(Entries with figure data)
----
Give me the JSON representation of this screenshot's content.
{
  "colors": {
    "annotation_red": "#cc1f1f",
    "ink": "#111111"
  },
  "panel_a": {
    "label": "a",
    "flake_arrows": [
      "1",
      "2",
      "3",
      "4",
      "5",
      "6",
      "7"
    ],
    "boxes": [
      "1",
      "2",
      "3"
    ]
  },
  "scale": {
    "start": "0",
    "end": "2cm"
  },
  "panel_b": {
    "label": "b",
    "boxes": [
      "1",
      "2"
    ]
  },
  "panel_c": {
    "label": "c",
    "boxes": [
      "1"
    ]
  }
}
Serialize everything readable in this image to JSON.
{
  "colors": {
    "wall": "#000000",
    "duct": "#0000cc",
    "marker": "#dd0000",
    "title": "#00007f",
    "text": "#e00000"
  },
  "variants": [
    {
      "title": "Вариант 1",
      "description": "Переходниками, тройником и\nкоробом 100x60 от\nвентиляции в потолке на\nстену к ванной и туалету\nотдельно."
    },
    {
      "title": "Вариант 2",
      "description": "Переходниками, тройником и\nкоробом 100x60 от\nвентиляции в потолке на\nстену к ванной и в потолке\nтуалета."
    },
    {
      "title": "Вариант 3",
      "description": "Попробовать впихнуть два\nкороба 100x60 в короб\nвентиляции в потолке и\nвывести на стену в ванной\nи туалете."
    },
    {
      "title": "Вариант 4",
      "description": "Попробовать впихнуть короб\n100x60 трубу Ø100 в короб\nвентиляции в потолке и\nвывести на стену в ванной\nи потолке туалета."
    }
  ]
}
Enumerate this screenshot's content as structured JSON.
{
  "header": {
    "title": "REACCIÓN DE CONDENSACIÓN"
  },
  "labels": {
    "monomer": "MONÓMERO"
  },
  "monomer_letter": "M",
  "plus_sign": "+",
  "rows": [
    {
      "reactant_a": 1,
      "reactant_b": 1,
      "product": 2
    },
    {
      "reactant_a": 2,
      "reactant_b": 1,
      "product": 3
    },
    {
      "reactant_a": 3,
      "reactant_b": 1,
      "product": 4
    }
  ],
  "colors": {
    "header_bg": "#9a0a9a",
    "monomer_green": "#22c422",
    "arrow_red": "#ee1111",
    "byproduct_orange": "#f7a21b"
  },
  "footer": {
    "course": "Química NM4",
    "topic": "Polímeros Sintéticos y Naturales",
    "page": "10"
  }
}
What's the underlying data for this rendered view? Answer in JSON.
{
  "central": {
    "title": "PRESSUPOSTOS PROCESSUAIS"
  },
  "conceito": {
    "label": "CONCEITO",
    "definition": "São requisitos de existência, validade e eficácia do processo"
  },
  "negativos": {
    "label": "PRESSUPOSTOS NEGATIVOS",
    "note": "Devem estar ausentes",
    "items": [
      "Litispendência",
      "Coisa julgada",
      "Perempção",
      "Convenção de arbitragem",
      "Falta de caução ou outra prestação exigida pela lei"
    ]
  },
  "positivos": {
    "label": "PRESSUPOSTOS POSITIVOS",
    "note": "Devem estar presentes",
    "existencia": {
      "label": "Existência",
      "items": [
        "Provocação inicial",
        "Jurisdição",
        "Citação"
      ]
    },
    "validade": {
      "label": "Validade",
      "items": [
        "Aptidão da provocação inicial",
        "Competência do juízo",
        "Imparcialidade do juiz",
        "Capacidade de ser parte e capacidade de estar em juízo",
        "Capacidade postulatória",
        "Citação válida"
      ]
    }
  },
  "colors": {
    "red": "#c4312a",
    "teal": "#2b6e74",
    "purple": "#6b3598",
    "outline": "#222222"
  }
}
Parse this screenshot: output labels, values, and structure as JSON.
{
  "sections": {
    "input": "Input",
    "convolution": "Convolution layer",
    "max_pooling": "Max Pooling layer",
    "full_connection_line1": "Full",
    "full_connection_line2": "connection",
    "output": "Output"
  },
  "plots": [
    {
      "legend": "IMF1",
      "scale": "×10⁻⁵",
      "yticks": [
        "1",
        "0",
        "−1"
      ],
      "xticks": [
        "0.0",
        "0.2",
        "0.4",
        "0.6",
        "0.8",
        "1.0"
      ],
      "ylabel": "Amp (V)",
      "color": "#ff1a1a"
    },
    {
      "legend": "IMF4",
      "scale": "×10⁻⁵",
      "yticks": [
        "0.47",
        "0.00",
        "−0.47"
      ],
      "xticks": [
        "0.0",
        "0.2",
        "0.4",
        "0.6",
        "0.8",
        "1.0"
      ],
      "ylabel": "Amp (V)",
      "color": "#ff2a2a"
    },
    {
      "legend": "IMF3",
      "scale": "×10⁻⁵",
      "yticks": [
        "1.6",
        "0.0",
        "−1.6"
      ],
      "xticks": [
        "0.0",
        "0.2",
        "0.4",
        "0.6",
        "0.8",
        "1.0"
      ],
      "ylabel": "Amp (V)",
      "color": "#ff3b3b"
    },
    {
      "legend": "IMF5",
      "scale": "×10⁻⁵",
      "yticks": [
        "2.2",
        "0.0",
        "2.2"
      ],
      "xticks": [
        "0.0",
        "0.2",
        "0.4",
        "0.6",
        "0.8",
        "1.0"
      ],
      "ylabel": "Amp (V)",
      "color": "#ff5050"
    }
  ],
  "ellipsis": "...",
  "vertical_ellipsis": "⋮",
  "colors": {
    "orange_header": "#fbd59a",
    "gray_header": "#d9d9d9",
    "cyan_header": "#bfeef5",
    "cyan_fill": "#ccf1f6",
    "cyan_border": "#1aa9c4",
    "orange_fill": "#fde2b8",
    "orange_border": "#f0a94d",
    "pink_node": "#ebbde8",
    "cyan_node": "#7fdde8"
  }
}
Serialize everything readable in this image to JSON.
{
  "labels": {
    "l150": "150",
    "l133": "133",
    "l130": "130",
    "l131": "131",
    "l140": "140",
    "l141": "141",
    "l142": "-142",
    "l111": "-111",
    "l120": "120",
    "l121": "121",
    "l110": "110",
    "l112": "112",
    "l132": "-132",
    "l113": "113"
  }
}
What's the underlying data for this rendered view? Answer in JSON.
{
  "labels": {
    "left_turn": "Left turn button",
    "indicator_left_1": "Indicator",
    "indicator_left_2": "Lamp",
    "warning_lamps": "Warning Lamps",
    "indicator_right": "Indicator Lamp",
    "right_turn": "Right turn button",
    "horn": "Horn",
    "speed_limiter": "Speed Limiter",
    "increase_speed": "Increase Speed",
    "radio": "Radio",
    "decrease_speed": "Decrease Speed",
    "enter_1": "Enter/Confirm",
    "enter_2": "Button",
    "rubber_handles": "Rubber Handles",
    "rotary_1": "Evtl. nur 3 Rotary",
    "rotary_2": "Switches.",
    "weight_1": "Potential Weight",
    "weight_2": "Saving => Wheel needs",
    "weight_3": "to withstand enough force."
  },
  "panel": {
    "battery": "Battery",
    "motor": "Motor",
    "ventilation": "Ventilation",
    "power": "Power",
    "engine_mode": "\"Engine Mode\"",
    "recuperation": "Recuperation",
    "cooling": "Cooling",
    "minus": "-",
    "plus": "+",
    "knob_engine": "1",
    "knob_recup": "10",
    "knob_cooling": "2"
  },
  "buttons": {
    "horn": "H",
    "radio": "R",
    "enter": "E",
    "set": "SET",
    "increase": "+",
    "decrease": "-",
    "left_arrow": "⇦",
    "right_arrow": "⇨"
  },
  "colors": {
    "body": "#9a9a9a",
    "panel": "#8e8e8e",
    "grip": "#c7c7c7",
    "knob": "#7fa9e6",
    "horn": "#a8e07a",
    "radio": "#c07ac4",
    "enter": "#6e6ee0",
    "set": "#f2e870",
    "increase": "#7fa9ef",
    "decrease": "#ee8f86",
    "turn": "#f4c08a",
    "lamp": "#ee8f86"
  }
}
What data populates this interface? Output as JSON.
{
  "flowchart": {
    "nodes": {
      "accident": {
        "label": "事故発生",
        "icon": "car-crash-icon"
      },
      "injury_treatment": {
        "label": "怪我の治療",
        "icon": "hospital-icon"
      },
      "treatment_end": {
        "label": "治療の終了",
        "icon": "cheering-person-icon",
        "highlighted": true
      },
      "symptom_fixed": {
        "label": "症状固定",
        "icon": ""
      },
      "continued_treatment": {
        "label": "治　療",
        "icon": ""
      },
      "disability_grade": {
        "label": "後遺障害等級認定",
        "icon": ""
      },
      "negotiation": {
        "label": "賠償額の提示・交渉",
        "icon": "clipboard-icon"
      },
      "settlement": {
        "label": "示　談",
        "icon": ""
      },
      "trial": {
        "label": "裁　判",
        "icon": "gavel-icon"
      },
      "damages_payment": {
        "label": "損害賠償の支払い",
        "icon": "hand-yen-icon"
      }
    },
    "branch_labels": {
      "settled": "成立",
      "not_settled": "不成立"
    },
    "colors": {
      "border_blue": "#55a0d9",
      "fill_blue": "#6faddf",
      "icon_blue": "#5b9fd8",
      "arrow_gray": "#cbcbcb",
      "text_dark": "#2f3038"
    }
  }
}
----
Only the count is wanted: report how many lines of the material above hold the word "nкоробом".

__Written solution__:
2